### Written instruction
Scan the material below for the string "this", and copy every line where it shows up.
>>
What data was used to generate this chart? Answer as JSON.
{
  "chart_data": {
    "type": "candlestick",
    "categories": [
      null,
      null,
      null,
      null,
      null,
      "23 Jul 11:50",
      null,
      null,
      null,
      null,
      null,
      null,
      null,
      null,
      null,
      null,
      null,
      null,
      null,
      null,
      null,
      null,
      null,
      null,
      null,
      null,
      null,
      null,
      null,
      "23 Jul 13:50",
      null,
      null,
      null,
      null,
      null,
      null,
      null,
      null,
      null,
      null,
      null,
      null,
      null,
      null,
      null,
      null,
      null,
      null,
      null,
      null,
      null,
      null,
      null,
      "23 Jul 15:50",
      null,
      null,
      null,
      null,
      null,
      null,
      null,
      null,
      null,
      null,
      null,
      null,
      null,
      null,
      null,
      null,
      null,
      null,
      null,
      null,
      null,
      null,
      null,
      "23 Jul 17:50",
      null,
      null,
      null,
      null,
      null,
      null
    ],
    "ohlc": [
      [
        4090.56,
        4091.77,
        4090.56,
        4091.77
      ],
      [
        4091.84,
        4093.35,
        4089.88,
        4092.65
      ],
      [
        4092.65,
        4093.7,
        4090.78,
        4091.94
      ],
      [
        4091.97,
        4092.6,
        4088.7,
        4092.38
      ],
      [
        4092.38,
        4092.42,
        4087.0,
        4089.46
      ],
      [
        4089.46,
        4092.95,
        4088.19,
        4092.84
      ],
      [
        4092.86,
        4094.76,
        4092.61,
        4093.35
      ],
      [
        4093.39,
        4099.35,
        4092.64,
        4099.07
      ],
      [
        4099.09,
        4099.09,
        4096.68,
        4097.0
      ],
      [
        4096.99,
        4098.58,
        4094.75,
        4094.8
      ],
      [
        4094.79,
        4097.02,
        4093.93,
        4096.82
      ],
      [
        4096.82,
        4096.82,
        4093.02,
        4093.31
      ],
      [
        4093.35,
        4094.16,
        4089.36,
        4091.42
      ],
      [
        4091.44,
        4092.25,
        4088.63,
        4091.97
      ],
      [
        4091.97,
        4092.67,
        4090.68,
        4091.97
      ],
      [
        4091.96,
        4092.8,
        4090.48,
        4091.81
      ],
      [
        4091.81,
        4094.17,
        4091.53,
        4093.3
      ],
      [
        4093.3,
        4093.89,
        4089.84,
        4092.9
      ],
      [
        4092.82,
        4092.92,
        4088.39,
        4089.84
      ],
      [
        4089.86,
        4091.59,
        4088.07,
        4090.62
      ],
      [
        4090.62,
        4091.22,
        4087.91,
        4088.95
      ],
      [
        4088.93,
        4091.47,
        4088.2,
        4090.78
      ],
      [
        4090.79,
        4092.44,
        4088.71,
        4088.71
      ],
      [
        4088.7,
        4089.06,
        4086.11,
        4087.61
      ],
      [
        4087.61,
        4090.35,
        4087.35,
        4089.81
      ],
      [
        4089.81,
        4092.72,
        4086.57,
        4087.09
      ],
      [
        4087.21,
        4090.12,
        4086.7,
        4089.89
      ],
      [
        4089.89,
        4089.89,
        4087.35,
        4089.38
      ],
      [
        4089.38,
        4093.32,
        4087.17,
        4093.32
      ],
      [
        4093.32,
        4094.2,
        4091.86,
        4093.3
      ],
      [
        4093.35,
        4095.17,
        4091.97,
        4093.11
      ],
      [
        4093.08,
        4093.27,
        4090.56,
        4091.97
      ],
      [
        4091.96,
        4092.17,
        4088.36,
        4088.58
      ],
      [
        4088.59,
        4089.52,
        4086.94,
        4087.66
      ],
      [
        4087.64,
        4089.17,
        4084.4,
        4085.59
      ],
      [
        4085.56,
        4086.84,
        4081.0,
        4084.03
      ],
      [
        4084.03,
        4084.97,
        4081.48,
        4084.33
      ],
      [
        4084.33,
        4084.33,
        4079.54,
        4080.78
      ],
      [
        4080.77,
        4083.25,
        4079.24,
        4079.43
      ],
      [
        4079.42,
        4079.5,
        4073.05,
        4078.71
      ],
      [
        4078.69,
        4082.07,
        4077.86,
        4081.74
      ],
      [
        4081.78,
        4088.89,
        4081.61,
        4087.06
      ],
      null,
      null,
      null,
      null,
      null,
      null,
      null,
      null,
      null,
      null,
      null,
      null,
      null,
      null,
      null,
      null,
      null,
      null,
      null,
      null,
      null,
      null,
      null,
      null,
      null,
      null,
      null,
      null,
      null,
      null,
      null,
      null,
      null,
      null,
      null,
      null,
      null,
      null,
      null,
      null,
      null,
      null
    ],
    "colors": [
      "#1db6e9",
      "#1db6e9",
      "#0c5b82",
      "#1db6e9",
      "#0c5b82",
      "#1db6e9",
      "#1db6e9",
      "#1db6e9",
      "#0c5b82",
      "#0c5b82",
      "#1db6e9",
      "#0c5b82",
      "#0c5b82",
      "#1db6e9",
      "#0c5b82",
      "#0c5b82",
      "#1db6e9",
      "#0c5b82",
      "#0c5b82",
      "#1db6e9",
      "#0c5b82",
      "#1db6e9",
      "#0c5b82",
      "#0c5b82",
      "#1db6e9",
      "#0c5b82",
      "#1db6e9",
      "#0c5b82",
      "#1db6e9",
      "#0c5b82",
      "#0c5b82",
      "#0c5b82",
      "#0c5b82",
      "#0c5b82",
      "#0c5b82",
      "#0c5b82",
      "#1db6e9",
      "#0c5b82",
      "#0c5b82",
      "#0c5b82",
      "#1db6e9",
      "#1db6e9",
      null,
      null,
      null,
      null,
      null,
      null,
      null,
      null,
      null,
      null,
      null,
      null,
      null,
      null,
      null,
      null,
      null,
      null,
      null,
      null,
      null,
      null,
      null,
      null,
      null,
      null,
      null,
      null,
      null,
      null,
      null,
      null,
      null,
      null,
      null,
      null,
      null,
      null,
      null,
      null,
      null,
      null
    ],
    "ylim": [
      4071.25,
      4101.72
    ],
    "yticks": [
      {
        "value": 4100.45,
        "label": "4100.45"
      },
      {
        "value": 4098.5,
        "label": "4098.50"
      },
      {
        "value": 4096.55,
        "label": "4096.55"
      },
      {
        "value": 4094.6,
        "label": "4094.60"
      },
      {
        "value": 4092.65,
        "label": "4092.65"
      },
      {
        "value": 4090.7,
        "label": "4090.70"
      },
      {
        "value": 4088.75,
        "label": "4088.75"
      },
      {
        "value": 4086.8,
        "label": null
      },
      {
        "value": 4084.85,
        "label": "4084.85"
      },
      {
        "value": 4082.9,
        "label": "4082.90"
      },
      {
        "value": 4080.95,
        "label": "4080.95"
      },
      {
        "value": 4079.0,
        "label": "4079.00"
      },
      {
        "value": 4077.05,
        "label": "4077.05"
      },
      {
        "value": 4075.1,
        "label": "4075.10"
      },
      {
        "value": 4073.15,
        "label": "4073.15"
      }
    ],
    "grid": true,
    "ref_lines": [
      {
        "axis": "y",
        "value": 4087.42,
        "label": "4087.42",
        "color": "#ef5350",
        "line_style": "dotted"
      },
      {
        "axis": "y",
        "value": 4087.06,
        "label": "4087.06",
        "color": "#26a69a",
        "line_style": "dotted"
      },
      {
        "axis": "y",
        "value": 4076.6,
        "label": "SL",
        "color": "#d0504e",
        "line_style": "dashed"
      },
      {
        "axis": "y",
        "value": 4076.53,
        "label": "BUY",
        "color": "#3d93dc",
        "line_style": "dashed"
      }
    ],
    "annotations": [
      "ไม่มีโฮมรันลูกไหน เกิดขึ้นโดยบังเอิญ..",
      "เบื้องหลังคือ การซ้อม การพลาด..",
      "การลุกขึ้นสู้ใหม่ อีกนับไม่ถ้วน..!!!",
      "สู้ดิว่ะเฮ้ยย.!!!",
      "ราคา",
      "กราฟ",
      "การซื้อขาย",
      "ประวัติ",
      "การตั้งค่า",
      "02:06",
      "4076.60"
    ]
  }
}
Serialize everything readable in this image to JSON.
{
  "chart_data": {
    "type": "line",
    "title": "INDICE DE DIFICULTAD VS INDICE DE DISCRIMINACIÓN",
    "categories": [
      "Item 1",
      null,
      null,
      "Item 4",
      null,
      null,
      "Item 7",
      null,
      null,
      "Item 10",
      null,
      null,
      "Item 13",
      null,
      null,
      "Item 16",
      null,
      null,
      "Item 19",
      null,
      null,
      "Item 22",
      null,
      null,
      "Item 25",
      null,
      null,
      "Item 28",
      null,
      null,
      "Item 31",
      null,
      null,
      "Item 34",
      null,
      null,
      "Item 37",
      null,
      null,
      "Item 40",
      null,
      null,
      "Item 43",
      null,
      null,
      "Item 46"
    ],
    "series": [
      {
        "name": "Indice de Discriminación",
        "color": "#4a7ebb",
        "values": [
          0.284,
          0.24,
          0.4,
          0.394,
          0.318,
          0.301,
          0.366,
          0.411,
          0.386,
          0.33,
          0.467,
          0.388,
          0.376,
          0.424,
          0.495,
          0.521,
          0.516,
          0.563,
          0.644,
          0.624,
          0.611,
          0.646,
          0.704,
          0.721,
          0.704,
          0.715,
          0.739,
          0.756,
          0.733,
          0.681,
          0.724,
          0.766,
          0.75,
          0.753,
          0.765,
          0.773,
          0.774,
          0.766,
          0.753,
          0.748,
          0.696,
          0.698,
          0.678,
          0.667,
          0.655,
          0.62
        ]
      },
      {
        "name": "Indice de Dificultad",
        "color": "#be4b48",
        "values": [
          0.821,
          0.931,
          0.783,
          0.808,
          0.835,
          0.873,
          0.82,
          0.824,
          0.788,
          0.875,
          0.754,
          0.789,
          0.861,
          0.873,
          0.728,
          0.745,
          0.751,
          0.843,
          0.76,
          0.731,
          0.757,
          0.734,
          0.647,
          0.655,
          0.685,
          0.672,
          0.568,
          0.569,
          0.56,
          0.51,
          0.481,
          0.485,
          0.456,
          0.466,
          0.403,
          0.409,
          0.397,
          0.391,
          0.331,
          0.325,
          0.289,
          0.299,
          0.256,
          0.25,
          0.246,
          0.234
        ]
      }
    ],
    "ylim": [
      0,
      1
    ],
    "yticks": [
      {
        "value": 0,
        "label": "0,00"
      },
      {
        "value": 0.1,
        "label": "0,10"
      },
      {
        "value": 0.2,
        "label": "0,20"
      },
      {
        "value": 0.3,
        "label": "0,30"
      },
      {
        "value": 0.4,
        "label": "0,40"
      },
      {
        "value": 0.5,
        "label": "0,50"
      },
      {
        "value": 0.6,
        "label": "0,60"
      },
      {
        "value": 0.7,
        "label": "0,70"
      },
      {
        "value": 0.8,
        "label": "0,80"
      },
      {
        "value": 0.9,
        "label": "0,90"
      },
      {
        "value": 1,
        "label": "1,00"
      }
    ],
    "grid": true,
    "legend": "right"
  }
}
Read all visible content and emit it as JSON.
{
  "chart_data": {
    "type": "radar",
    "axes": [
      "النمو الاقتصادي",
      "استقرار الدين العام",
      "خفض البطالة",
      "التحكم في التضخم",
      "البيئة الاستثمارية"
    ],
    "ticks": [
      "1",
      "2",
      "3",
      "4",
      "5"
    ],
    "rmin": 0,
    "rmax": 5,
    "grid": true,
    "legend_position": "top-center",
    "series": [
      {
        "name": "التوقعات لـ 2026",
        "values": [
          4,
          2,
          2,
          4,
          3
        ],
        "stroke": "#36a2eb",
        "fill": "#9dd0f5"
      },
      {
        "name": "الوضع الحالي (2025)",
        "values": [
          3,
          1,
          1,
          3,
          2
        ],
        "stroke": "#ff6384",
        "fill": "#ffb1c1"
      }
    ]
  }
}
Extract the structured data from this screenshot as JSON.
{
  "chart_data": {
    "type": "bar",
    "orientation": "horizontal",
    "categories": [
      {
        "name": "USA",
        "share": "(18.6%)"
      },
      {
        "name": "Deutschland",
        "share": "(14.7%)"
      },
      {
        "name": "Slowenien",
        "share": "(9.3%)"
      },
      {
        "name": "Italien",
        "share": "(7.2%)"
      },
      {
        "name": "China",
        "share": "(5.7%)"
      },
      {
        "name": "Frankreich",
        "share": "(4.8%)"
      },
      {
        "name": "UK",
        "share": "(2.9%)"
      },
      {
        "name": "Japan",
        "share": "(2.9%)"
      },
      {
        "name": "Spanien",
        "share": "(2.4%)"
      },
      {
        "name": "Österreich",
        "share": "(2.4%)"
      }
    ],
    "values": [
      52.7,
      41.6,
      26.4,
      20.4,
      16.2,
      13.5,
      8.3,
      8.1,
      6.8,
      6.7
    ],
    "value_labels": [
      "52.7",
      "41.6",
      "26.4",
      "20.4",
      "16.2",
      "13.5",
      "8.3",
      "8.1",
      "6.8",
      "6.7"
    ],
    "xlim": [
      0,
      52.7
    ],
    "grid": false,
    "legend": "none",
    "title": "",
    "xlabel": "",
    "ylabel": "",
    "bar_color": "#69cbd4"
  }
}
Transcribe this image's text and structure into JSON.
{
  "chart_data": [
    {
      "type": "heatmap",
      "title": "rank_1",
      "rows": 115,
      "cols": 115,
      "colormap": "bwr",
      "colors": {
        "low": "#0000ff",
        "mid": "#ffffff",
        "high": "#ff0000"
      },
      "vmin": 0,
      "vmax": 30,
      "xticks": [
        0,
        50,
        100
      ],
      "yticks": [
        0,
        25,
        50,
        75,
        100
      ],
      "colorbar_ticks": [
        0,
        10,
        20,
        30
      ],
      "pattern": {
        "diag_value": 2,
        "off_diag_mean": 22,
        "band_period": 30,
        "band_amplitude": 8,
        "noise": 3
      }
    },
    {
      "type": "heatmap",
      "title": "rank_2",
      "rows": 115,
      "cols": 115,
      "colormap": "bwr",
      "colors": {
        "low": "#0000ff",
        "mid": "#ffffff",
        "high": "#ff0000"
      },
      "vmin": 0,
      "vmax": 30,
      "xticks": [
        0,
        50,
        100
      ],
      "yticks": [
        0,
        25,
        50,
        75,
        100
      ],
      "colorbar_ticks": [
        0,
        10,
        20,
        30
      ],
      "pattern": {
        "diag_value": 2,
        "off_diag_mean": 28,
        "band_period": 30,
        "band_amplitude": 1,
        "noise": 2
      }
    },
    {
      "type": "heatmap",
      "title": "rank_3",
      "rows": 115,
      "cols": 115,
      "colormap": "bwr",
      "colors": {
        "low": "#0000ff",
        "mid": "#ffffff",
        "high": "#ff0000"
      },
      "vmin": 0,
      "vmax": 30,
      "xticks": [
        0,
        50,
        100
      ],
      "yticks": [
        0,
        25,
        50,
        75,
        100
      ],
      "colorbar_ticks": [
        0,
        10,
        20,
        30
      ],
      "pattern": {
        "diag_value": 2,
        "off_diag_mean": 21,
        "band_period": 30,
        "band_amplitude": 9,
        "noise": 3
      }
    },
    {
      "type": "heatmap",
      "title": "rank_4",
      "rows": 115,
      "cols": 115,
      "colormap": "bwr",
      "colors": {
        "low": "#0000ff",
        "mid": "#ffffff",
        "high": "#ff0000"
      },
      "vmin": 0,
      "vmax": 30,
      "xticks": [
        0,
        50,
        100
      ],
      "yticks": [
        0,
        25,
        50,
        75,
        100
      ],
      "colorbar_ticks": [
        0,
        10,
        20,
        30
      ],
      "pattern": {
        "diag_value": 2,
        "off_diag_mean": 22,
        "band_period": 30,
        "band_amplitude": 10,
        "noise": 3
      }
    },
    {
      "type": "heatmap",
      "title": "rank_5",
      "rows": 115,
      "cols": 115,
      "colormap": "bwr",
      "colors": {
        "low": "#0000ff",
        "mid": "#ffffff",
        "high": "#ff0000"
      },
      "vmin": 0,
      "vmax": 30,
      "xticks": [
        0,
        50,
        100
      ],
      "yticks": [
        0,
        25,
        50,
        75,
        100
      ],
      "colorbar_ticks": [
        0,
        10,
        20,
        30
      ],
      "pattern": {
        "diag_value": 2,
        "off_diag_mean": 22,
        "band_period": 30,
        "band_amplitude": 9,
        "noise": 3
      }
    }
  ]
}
<<
### Complete answer
What data was used to generate this chart? Answer as JSON.
Serialize everything readable in this image to JSON.
Extract the structured data from this screenshot as JSON.
Transcribe this image's text and structure into JSON.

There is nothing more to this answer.